──────── PASSAGE SHOWN
Studio album by Bad Boys Blue
- Released: 28 August 1985
- Studio: Rüßmann, Hennef; some vocals recorded at Studio Weber
- Genre: Eurodisco; synth-pop;
- Length: 42:27
- Label: Coconut; Ariola;
- Producer: Tony Hendrik; Karin Hartmann;

Bad Boys Blue chronology
|  | Hot Girls, Bad Boys (1985) | Heartbeat (1986) |

Singles from Hot Girls, Bad Boys
- "L.O.V.E. in My Car" Released: 1984; "You're a Woman" Released: June 7, 1985; "Pretty Young Girl" Released: September 10, 1985;

= Hot Girls, Bad Boys =

Hot Girls, Bad Boys is the debut studio album by German band Bad Boys Blue released on 28 August 1985 by Coconut Records. The album includes two international hit songs "You're a Woman" and "Pretty Young Girl". The record also released three singles. The debut single, "L.O.V.E. in My Car", failed to make an impression in the pop charts, but the follow-up "You're a Woman" was a success, reaching the top 10 in many European countries and peaking at No. 1 in Israel.
────────────────
• _EXERCISE REQUIREMENTS_: Reproduce word for word everything in the album page from "Singles from Hot" down to "1 in Israel.". Rely only on the album page for what comes next.
──────── PROVIDED RECORDS
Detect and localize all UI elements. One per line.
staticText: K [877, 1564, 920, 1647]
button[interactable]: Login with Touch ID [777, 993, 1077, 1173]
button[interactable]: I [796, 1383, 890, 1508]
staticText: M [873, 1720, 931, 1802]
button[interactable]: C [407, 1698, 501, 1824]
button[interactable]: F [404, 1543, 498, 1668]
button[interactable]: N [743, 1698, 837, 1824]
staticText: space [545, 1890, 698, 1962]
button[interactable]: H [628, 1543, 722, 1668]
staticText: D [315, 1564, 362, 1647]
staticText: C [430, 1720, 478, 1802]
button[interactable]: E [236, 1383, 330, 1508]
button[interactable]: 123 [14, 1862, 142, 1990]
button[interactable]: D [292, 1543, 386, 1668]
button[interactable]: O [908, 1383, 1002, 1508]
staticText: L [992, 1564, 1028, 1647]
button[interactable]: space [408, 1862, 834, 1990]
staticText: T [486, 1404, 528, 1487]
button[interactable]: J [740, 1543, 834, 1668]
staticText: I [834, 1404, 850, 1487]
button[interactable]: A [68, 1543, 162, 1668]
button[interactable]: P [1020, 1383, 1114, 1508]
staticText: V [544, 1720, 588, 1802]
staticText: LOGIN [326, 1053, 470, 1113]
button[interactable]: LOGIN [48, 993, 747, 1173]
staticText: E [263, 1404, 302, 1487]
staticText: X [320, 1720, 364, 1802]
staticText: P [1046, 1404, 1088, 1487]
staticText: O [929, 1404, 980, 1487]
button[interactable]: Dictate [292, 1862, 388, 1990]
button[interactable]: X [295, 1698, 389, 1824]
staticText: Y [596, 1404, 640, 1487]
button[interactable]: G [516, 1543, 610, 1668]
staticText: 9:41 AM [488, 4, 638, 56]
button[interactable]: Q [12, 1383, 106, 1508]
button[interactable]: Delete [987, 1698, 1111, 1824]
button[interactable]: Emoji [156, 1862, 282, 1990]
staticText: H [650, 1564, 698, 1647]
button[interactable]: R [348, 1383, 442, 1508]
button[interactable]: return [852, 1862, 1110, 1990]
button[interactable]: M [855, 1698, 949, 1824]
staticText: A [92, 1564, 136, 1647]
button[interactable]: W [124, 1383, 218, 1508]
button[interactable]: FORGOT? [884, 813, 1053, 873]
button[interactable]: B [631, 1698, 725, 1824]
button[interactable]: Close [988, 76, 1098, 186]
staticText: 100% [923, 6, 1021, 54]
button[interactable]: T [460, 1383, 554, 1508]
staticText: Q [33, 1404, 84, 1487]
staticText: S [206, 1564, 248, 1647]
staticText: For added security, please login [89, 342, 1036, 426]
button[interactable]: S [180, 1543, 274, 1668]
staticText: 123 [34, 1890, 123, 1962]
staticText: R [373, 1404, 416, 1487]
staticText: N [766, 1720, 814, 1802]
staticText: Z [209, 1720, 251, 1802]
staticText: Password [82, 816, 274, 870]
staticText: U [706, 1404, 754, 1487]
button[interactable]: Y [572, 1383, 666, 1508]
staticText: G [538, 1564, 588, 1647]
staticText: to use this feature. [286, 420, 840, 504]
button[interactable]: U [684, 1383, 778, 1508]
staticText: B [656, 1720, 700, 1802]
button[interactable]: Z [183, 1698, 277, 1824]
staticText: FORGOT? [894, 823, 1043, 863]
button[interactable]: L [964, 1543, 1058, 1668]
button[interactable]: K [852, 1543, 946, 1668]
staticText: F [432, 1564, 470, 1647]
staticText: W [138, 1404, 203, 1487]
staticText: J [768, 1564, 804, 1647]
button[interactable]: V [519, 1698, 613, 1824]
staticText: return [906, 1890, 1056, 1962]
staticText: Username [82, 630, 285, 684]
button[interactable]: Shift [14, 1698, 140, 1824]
────────────────
• _FINISHED TASK_:
Singles from Hot Girls, Bad Boys
- "L.O.V.E. in My Car" Released: 1984; "You're a Woman" Released: June 7, 1985; "Pretty Young Girl" Released: September 10, 1985;

= Hot Girls, Bad Boys =

Hot Girls, Bad Boys is the debut studio album by German band Bad Boys Blue released on 28 August 1985 by Coconut Records. The album includes two international hit songs "You're a Woman" and "Pretty Young Girl". The record also released three singles. The debut single, "L.O.V.E. in My Car", failed to make an impression in the pop charts, but the follow-up "You're a Woman" was a success, reaching the top 10 in many European countries and peaking at No. 1 in Israel.